_Problem to work on_
Below are some records; repeat them all exactly, minus the pictures.

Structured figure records
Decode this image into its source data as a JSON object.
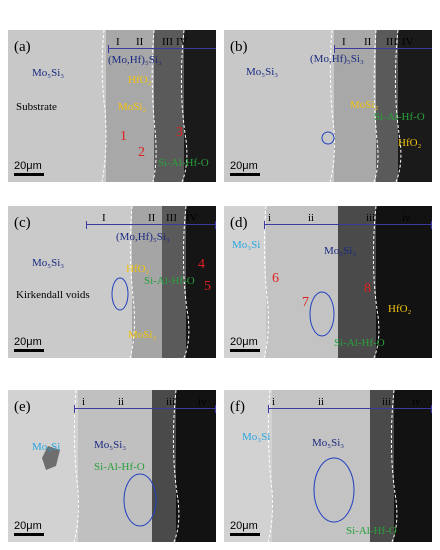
{
  "panels": [
    {
      "label": "(a)",
      "zones": [
        "I",
        "II",
        "III",
        "IV"
      ],
      "phases": [
        "(Mo,Hf)₅Si₃",
        "Mo₅Si₃",
        "HfO₂",
        "MoSi₂",
        "Si-Al-Hf-O"
      ],
      "region": "Substrate",
      "points": [
        "1",
        "2",
        "3"
      ],
      "scale": "20μm"
    },
    {
      "label": "(b)",
      "zones": [
        "I",
        "II",
        "III",
        "IV"
      ],
      "phases": [
        "(Mo,Hf)₅Si₃",
        "Mo₅Si₃",
        "MoSi₂",
        "Si-Al-Hf-O",
        "HfO₂"
      ],
      "scale": "20μm"
    },
    {
      "label": "(c)",
      "zones": [
        "I",
        "II",
        "III",
        "IV"
      ],
      "phases": [
        "(Mo,Hf)₅Si₃",
        "Mo₅Si₃",
        "HfO₂",
        "Si-Al-Hf-O",
        "MoSi₂"
      ],
      "region": "Kirkendall voids",
      "points": [
        "4",
        "5"
      ],
      "scale": "20μm"
    },
    {
      "label": "(d)",
      "zones": [
        "i",
        "ii",
        "iii",
        "iv"
      ],
      "phases": [
        "Mo₃Si",
        "Mo₅Si₃",
        "HfO₂",
        "Si-Al-Hf-O"
      ],
      "points": [
        "6",
        "7",
        "8"
      ],
      "scale": "20μm"
    },
    {
      "label": "(e)",
      "zones": [
        "i",
        "ii",
        "iii",
        "iv"
      ],
      "phases": [
        "Mo₃Si",
        "Mo₅Si₃",
        "Si-Al-Hf-O"
      ],
      "scale": "20μm"
    },
    {
      "label": "(f)",
      "zones": [
        "i",
        "ii",
        "iii",
        "iv"
      ],
      "phases": [
        "Mo₃Si",
        "Mo₅Si₃",
        "Si-Al-Hf-O"
      ],
      "scale": "20μm"
    }
  ]
}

_Exercise output_
Decode this image into its source data as a JSON object.
{
  "panels": [
    {
      "label": "(a)",
      "zones": [
        "I",
        "II",
        "III",
        "IV"
      ],
      "phases": [
        "(Mo,Hf)₅Si₃",
        "Mo₅Si₃",
        "HfO₂",
        "MoSi₂",
        "Si-Al-Hf-O"
      ],
      "region": "Substrate",
      "points": [
        "1",
        "2",
        "3"
      ],
      "scale": "20μm"
    },
    {
      "label": "(b)",
      "zones": [
        "I",
        "II",
        "III",
        "IV"
      ],
      "phases": [
        "(Mo,Hf)₅Si₃",
        "Mo₅Si₃",
        "MoSi₂",
        "Si-Al-Hf-O",
        "HfO₂"
      ],
      "scale": "20μm"
    },
    {
      "label": "(c)",
      "zones": [
        "I",
        "II",
        "III",
        "IV"
      ],
      "phases": [
        "(Mo,Hf)₅Si₃",
        "Mo₅Si₃",
        "HfO₂",
        "Si-Al-Hf-O",
        "MoSi₂"
      ],
      "region": "Kirkendall voids",
      "points": [
        "4",
        "5"
      ],
      "scale": "20μm"
    },
    {
      "label": "(d)",
      "zones": [
        "i",
        "ii",
        "iii",
        "iv"
      ],
      "phases": [
        "Mo₃Si",
        "Mo₅Si₃",
        "HfO₂",
        "Si-Al-Hf-O"
      ],
      "points": [
        "6",
        "7",
        "8"
      ],
      "scale": "20μm"
    },
    {
      "label": "(e)",
      "zones": [
        "i",
        "ii",
        "iii",
        "iv"
      ],
      "phases": [
        "Mo₃Si",
        "Mo₅Si₃",
        "Si-Al-Hf-O"
      ],
      "scale": "20μm"
    },
    {
      "label": "(f)",
      "zones": [
        "i",
        "ii",
        "iii",
        "iv"
      ],
      "phases": [
        "Mo₃Si",
        "Mo₅Si₃",
        "Si-Al-Hf-O"
      ],
      "scale": "20μm"
    }
  ]
}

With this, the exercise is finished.